[begin Material provided]

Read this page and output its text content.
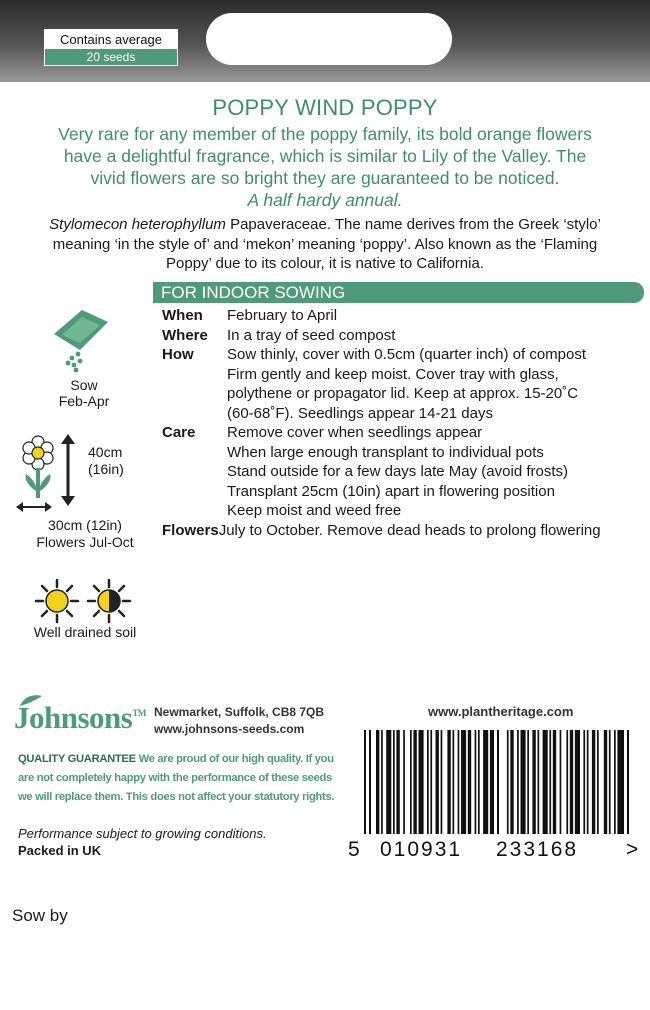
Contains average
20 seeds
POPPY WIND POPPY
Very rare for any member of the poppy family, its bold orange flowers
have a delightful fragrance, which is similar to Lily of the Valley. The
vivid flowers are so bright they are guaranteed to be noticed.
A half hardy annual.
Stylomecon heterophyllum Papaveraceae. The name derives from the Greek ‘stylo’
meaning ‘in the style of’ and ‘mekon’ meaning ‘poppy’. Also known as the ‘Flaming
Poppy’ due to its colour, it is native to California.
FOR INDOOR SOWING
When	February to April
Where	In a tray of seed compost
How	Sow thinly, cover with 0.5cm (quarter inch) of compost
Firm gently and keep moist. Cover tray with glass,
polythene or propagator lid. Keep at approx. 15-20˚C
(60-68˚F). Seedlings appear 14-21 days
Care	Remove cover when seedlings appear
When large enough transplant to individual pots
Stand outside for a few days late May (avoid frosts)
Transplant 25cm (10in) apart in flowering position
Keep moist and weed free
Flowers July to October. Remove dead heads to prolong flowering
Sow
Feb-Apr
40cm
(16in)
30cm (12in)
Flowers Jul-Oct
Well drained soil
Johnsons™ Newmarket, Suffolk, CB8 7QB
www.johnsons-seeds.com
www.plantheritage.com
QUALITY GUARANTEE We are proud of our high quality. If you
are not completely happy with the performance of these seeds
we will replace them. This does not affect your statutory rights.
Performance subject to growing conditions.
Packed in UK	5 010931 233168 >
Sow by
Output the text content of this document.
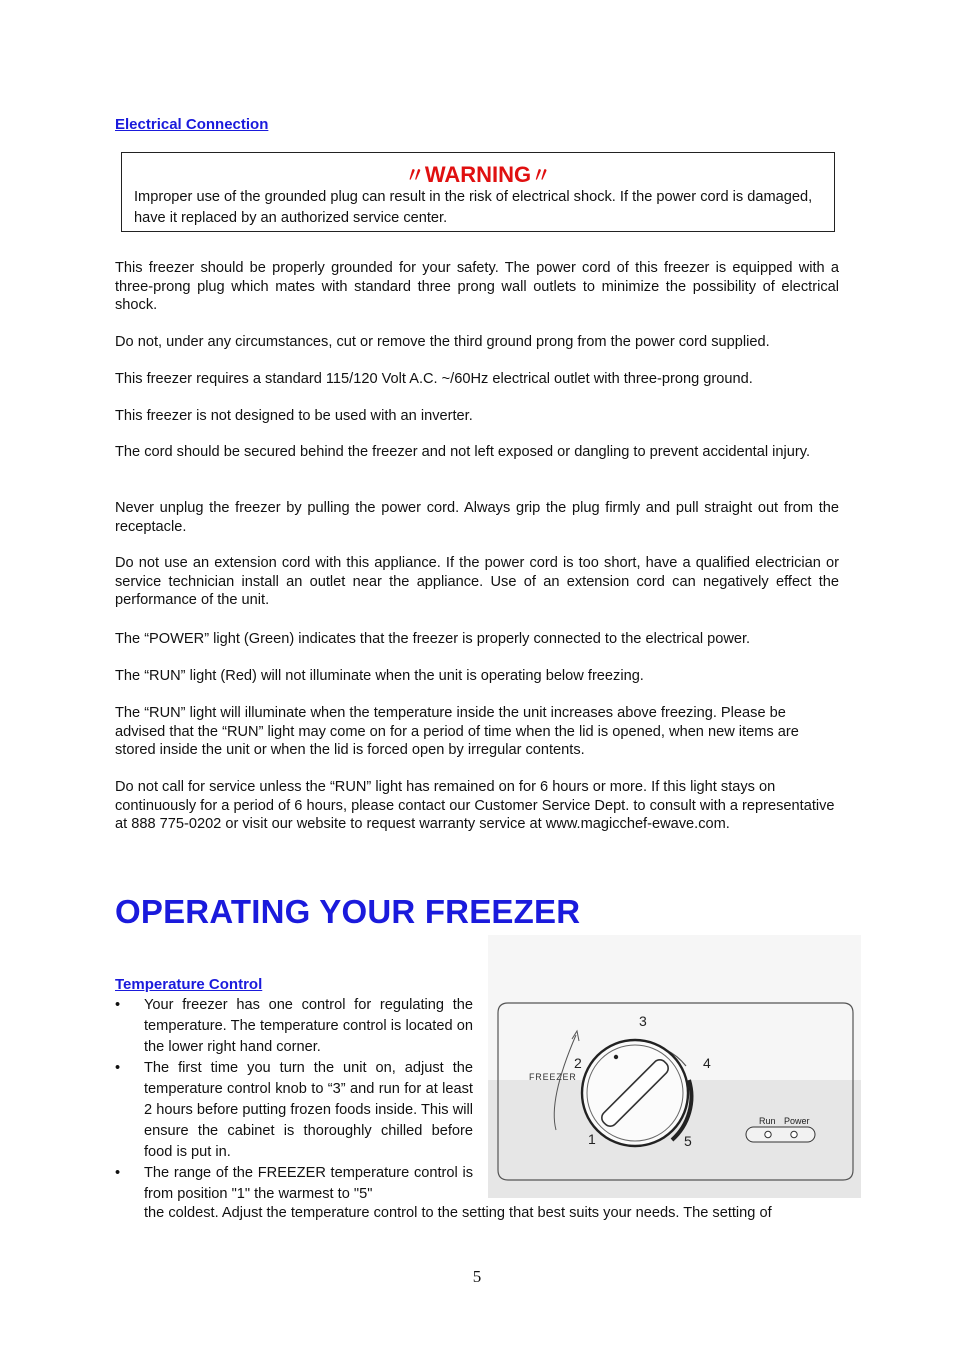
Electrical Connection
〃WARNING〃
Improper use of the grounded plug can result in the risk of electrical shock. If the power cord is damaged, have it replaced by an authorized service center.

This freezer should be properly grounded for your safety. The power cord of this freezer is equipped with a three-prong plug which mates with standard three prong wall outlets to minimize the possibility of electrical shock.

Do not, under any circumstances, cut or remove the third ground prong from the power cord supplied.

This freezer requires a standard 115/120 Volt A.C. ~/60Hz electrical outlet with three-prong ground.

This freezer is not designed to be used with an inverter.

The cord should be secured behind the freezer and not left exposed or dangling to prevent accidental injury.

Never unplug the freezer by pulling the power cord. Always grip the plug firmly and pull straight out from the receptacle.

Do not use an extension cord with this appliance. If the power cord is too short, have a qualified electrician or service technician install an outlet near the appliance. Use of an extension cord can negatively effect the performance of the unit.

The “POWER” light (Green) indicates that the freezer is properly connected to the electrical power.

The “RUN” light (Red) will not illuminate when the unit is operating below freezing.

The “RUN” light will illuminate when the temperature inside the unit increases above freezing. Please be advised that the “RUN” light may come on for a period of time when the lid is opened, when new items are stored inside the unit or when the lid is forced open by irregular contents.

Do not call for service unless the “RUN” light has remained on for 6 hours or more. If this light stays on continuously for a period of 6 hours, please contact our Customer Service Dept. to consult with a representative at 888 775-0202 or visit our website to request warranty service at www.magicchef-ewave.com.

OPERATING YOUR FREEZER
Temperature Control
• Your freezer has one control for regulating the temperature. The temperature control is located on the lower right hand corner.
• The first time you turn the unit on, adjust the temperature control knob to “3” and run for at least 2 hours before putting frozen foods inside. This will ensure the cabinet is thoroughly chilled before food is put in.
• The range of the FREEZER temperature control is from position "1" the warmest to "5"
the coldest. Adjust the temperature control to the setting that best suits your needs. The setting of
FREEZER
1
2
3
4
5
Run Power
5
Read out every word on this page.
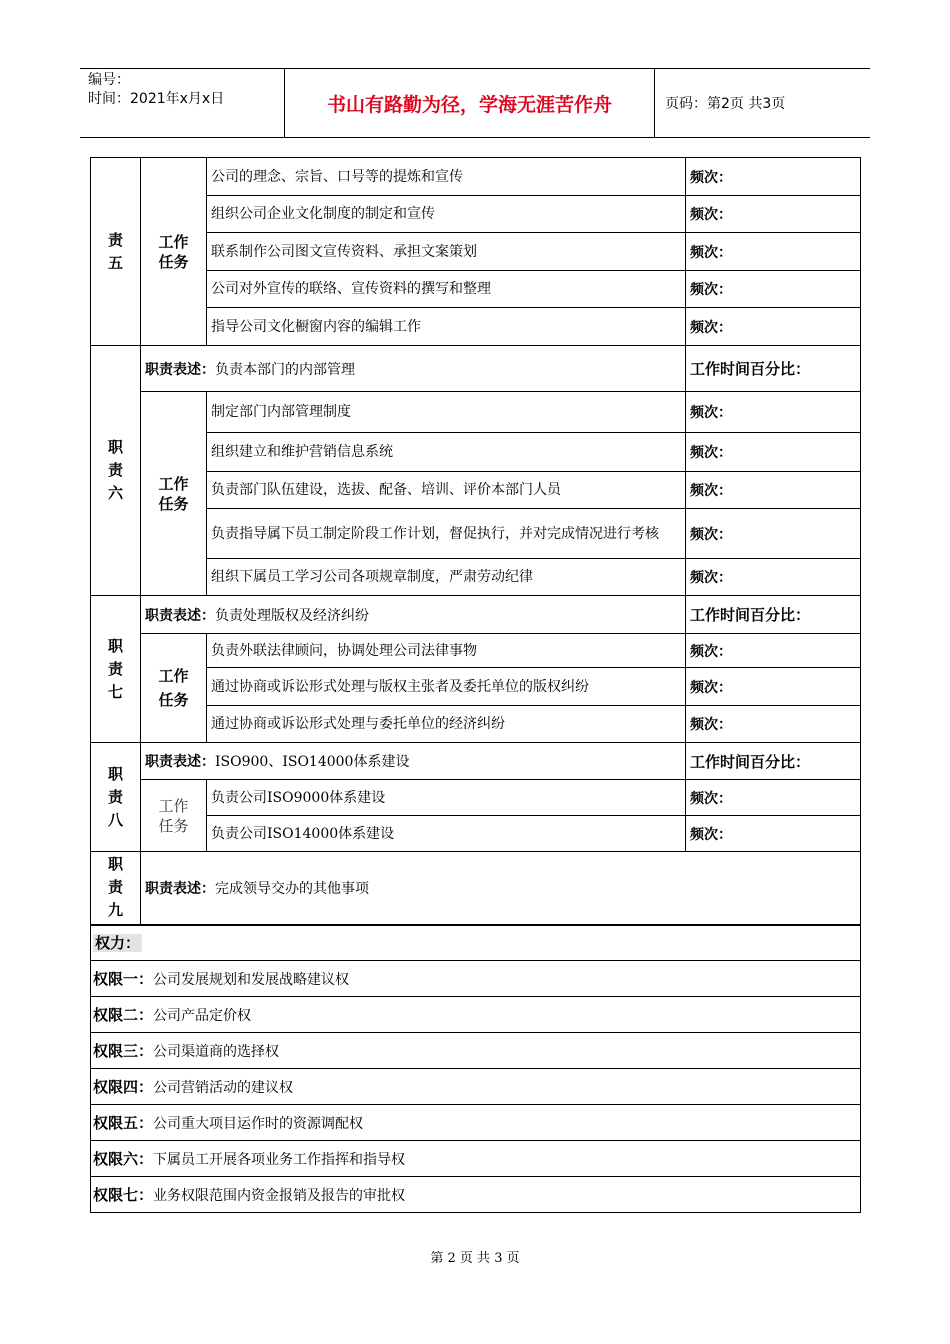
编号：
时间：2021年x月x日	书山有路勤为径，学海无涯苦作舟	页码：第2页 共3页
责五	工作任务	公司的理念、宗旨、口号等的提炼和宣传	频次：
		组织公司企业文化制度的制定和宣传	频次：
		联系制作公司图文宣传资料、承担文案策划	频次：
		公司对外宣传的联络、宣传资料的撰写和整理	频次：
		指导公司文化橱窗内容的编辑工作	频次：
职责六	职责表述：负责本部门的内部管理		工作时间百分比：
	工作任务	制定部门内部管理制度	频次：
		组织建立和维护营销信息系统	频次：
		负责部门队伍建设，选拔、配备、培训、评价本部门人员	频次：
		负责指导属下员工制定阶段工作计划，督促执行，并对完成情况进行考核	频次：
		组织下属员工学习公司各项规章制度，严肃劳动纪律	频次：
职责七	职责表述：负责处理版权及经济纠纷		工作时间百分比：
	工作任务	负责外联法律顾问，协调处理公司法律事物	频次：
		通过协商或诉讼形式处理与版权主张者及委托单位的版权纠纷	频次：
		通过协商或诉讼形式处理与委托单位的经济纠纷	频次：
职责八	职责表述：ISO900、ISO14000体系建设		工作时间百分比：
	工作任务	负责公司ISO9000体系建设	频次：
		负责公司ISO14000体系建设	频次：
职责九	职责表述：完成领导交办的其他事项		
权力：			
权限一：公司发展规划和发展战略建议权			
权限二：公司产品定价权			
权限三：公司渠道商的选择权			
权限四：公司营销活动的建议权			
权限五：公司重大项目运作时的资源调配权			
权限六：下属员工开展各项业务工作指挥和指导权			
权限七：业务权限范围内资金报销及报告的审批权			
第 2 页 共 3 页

[end Material provided]

● Challenge
Set down the material exactly, every line of it, except for the pictures.

● The result
Read this page and output its text content.
Contains average
20 seeds
POPPY WIND POPPY
Very rare for any member of the poppy family, its bold orange flowers
have a delightful fragrance, which is similar to Lily of the Valley. The
vivid flowers are so bright they are guaranteed to be noticed.
A half hardy annual.
Stylomecon heterophyllum Papaveraceae. The name derives from the Greek ‘stylo’
meaning ‘in the style of’ and ‘mekon’ meaning ‘poppy’. Also known as the ‘Flaming
Poppy’ due to its colour, it is native to California.
FOR INDOOR SOWING
When	February to April
Where	In a tray of seed compost
How	Sow thinly, cover with 0.5cm (quarter inch) of compost
Firm gently and keep moist. Cover tray with glass,
polythene or propagator lid. Keep at approx. 15-20˚C
(60-68˚F). Seedlings appear 14-21 days
Care	Remove cover when seedlings appear
When large enough transplant to individual pots
Stand outside for a few days late May (avoid frosts)
Transplant 25cm (10in) apart in flowering position
Keep moist and weed free
Flowers July to October. Remove dead heads to prolong flowering
Sow
Feb-Apr
40cm
(16in)
30cm (12in)
Flowers Jul-Oct
Well drained soil
Johnsons™ Newmarket, Suffolk, CB8 7QB
www.johnsons-seeds.com
www.plantheritage.com
QUALITY GUARANTEE We are proud of our high quality. If you
are not completely happy with the performance of these seeds
we will replace them. This does not affect your statutory rights.
Performance subject to growing conditions.
Packed in UK	5 010931 233168 >
Sow by
Output the text content of this document.
Electrical Connection
〃WARNING〃
Improper use of the grounded plug can result in the risk of electrical shock. If the power cord is damaged, have it replaced by an authorized service center.

This freezer should be properly grounded for your safety. The power cord of this freezer is equipped with a three-prong plug which mates with standard three prong wall outlets to minimize the possibility of electrical shock.

Do not, under any circumstances, cut or remove the third ground prong from the power cord supplied.

This freezer requires a standard 115/120 Volt A.C. ~/60Hz electrical outlet with three-prong ground.

This freezer is not designed to be used with an inverter.

The cord should be secured behind the freezer and not left exposed or dangling to prevent accidental injury.

Never unplug the freezer by pulling the power cord. Always grip the plug firmly and pull straight out from the receptacle.

Do not use an extension cord with this appliance. If the power cord is too short, have a qualified electrician or service technician install an outlet near the appliance. Use of an extension cord can negatively effect the performance of the unit.

The “POWER” light (Green) indicates that the freezer is properly connected to the electrical power.

The “RUN” light (Red) will not illuminate when the unit is operating below freezing.

The “RUN” light will illuminate when the temperature inside the unit increases above freezing. Please be advised that the “RUN” light may come on for a period of time when the lid is opened, when new items are stored inside the unit or when the lid is forced open by irregular contents.

Do not call for service unless the “RUN” light has remained on for 6 hours or more. If this light stays on continuously for a period of 6 hours, please contact our Customer Service Dept. to consult with a representative at 888 775-0202 or visit our website to request warranty service at www.magicchef-ewave.com.

OPERATING YOUR FREEZER
Temperature Control
• Your freezer has one control for regulating the temperature. The temperature control is located on the lower right hand corner.
• The first time you turn the unit on, adjust the temperature control knob to “3” and run for at least 2 hours before putting frozen foods inside. This will ensure the cabinet is thoroughly chilled before food is put in.
• The range of the FREEZER temperature control is from position "1" the warmest to "5"
the coldest. Adjust the temperature control to the setting that best suits your needs. The setting of
FREEZER
1
2
3
4
5
Run Power
5
Read out every word on this page.
编号：
时间：2021年x月x日	书山有路勤为径，学海无涯苦作舟	页码：第2页 共3页
责五	工作任务	公司的理念、宗旨、口号等的提炼和宣传	频次：
		组织公司企业文化制度的制定和宣传	频次：
		联系制作公司图文宣传资料、承担文案策划	频次：
		公司对外宣传的联络、宣传资料的撰写和整理	频次：
		指导公司文化橱窗内容的编辑工作	频次：
职责六	职责表述：负责本部门的内部管理		工作时间百分比：
	工作任务	制定部门内部管理制度	频次：
		组织建立和维护营销信息系统	频次：
		负责部门队伍建设，选拔、配备、培训、评价本部门人员	频次：
		负责指导属下员工制定阶段工作计划，督促执行，并对完成情况进行考核	频次：
		组织下属员工学习公司各项规章制度，严肃劳动纪律	频次：
职责七	职责表述：负责处理版权及经济纠纷		工作时间百分比：
	工作任务	负责外联法律顾问，协调处理公司法律事物	频次：
		通过协商或诉讼形式处理与版权主张者及委托单位的版权纠纷	频次：
		通过协商或诉讼形式处理与委托单位的经济纠纷	频次：
职责八	职责表述：ISO900、ISO14000体系建设		工作时间百分比：
	工作任务	负责公司ISO9000体系建设	频次：
		负责公司ISO14000体系建设	频次：
职责九	职责表述：完成领导交办的其他事项		
权力：			
权限一：公司发展规划和发展战略建议权			
权限二：公司产品定价权			
权限三：公司渠道商的选择权			
权限四：公司营销活动的建议权			
权限五：公司重大项目运作时的资源调配权			
权限六：下属员工开展各项业务工作指挥和指导权			
权限七：业务权限范围内资金报销及报告的审批权			
第 2 页 共 3 页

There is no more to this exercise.